— Start DATA SUPPLIED —
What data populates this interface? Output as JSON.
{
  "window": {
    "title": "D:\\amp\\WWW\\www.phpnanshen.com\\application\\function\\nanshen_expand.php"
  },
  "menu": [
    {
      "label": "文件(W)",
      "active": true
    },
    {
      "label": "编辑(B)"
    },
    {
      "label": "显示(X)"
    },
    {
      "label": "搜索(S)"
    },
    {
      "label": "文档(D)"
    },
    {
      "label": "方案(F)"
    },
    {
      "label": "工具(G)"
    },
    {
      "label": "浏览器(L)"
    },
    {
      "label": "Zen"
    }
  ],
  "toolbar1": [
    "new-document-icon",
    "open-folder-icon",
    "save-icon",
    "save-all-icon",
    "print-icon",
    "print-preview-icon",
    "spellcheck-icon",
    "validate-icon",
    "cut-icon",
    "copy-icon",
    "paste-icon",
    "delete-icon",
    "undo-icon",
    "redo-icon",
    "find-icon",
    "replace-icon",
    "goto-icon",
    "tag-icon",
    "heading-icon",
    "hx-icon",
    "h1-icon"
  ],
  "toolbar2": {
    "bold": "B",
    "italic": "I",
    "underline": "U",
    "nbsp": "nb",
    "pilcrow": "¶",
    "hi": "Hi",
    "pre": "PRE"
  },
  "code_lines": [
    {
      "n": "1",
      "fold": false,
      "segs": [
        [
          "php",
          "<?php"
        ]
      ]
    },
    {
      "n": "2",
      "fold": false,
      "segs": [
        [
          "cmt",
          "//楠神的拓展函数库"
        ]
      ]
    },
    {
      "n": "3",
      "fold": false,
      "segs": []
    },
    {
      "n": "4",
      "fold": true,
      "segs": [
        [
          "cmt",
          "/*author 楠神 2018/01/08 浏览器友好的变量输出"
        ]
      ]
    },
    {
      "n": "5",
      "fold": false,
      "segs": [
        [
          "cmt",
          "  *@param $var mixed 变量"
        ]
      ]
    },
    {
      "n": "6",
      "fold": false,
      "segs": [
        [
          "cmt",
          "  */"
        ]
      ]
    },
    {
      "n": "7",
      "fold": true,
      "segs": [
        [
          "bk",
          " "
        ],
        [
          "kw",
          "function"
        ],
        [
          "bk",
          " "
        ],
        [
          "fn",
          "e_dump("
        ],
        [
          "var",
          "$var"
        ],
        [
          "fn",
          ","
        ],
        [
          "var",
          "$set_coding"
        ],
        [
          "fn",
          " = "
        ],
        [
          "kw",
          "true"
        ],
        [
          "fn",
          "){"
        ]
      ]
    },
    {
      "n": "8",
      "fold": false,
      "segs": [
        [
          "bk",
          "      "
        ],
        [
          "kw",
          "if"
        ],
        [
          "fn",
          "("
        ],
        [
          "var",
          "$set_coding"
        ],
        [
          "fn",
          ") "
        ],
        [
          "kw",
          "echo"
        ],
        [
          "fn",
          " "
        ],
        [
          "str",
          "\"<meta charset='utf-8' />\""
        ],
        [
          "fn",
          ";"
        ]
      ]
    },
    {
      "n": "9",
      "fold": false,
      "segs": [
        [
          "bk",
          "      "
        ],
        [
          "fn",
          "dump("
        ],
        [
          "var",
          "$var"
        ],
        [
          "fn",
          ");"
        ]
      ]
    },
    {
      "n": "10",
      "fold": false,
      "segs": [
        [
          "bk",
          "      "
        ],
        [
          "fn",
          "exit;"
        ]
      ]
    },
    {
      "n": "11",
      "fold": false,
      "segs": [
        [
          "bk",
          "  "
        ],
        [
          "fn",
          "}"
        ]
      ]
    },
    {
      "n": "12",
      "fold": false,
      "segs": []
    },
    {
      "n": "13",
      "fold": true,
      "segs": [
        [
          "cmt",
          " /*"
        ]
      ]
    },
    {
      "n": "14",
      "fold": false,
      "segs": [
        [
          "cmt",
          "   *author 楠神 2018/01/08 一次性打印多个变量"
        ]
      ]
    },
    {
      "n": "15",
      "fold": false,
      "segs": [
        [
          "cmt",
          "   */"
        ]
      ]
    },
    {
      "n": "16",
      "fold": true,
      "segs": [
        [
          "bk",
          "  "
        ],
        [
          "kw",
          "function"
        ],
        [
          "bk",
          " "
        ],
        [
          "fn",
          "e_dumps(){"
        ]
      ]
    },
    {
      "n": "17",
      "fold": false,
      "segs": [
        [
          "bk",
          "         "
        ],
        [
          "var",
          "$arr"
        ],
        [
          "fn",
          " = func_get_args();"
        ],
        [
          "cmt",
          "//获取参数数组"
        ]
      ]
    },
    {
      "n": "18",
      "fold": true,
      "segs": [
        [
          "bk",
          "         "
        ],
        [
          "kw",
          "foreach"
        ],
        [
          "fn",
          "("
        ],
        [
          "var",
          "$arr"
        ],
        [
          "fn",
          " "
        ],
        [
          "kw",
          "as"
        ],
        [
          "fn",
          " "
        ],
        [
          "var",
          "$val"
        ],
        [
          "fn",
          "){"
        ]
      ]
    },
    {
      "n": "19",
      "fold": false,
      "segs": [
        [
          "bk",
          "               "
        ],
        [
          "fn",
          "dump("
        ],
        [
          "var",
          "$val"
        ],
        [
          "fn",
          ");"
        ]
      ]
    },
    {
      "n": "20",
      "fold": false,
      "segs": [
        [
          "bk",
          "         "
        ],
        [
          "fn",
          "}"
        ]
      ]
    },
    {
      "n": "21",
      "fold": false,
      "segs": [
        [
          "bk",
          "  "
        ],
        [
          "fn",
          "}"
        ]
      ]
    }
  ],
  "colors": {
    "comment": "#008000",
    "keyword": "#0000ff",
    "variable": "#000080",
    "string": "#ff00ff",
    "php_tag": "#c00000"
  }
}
— End DATA SUPPLIED —
Reproduce every record, matching each line exactly.

### THE COMPLETED TASK
What data populates this interface? Output as JSON.
{
  "window": {
    "title": "D:\\amp\\WWW\\www.phpnanshen.com\\application\\function\\nanshen_expand.php"
  },
  "menu": [
    {
      "label": "文件(W)",
      "active": true
    },
    {
      "label": "编辑(B)"
    },
    {
      "label": "显示(X)"
    },
    {
      "label": "搜索(S)"
    },
    {
      "label": "文档(D)"
    },
    {
      "label": "方案(F)"
    },
    {
      "label": "工具(G)"
    },
    {
      "label": "浏览器(L)"
    },
    {
      "label": "Zen"
    }
  ],
  "toolbar1": [
    "new-document-icon",
    "open-folder-icon",
    "save-icon",
    "save-all-icon",
    "print-icon",
    "print-preview-icon",
    "spellcheck-icon",
    "validate-icon",
    "cut-icon",
    "copy-icon",
    "paste-icon",
    "delete-icon",
    "undo-icon",
    "redo-icon",
    "find-icon",
    "replace-icon",
    "goto-icon",
    "tag-icon",
    "heading-icon",
    "hx-icon",
    "h1-icon"
  ],
  "toolbar2": {
    "bold": "B",
    "italic": "I",
    "underline": "U",
    "nbsp": "nb",
    "pilcrow": "¶",
    "hi": "Hi",
    "pre": "PRE"
  },
  "code_lines": [
    {
      "n": "1",
      "fold": false,
      "segs": [
        [
          "php",
          "<?php"
        ]
      ]
    },
    {
      "n": "2",
      "fold": false,
      "segs": [
        [
          "cmt",
          "//楠神的拓展函数库"
        ]
      ]
    },
    {
      "n": "3",
      "fold": false,
      "segs": []
    },
    {
      "n": "4",
      "fold": true,
      "segs": [
        [
          "cmt",
          "/*author 楠神 2018/01/08 浏览器友好的变量输出"
        ]
      ]
    },
    {
      "n": "5",
      "fold": false,
      "segs": [
        [
          "cmt",
          "  *@param $var mixed 变量"
        ]
      ]
    },
    {
      "n": "6",
      "fold": false,
      "segs": [
        [
          "cmt",
          "  */"
        ]
      ]
    },
    {
      "n": "7",
      "fold": true,
      "segs": [
        [
          "bk",
          " "
        ],
        [
          "kw",
          "function"
        ],
        [
          "bk",
          " "
        ],
        [
          "fn",
          "e_dump("
        ],
        [
          "var",
          "$var"
        ],
        [
          "fn",
          ","
        ],
        [
          "var",
          "$set_coding"
        ],
        [
          "fn",
          " = "
        ],
        [
          "kw",
          "true"
        ],
        [
          "fn",
          "){"
        ]
      ]
    },
    {
      "n": "8",
      "fold": false,
      "segs": [
        [
          "bk",
          "      "
        ],
        [
          "kw",
          "if"
        ],
        [
          "fn",
          "("
        ],
        [
          "var",
          "$set_coding"
        ],
        [
          "fn",
          ") "
        ],
        [
          "kw",
          "echo"
        ],
        [
          "fn",
          " "
        ],
        [
          "str",
          "\"<meta charset='utf-8' />\""
        ],
        [
          "fn",
          ";"
        ]
      ]
    },
    {
      "n": "9",
      "fold": false,
      "segs": [
        [
          "bk",
          "      "
        ],
        [
          "fn",
          "dump("
        ],
        [
          "var",
          "$var"
        ],
        [
          "fn",
          ");"
        ]
      ]
    },
    {
      "n": "10",
      "fold": false,
      "segs": [
        [
          "bk",
          "      "
        ],
        [
          "fn",
          "exit;"
        ]
      ]
    },
    {
      "n": "11",
      "fold": false,
      "segs": [
        [
          "bk",
          "  "
        ],
        [
          "fn",
          "}"
        ]
      ]
    },
    {
      "n": "12",
      "fold": false,
      "segs": []
    },
    {
      "n": "13",
      "fold": true,
      "segs": [
        [
          "cmt",
          " /*"
        ]
      ]
    },
    {
      "n": "14",
      "fold": false,
      "segs": [
        [
          "cmt",
          "   *author 楠神 2018/01/08 一次性打印多个变量"
        ]
      ]
    },
    {
      "n": "15",
      "fold": false,
      "segs": [
        [
          "cmt",
          "   */"
        ]
      ]
    },
    {
      "n": "16",
      "fold": true,
      "segs": [
        [
          "bk",
          "  "
        ],
        [
          "kw",
          "function"
        ],
        [
          "bk",
          " "
        ],
        [
          "fn",
          "e_dumps(){"
        ]
      ]
    },
    {
      "n": "17",
      "fold": false,
      "segs": [
        [
          "bk",
          "         "
        ],
        [
          "var",
          "$arr"
        ],
        [
          "fn",
          " = func_get_args();"
        ],
        [
          "cmt",
          "//获取参数数组"
        ]
      ]
    },
    {
      "n": "18",
      "fold": true,
      "segs": [
        [
          "bk",
          "         "
        ],
        [
          "kw",
          "foreach"
        ],
        [
          "fn",
          "("
        ],
        [
          "var",
          "$arr"
        ],
        [
          "fn",
          " "
        ],
        [
          "kw",
          "as"
        ],
        [
          "fn",
          " "
        ],
        [
          "var",
          "$val"
        ],
        [
          "fn",
          "){"
        ]
      ]
    },
    {
      "n": "19",
      "fold": false,
      "segs": [
        [
          "bk",
          "               "
        ],
        [
          "fn",
          "dump("
        ],
        [
          "var",
          "$val"
        ],
        [
          "fn",
          ");"
        ]
      ]
    },
    {
      "n": "20",
      "fold": false,
      "segs": [
        [
          "bk",
          "         "
        ],
        [
          "fn",
          "}"
        ]
      ]
    },
    {
      "n": "21",
      "fold": false,
      "segs": [
        [
          "bk",
          "  "
        ],
        [
          "fn",
          "}"
        ]
      ]
    }
  ],
  "colors": {
    "comment": "#008000",
    "keyword": "#0000ff",
    "variable": "#000080",
    "string": "#ff00ff",
    "php_tag": "#c00000"
  }
}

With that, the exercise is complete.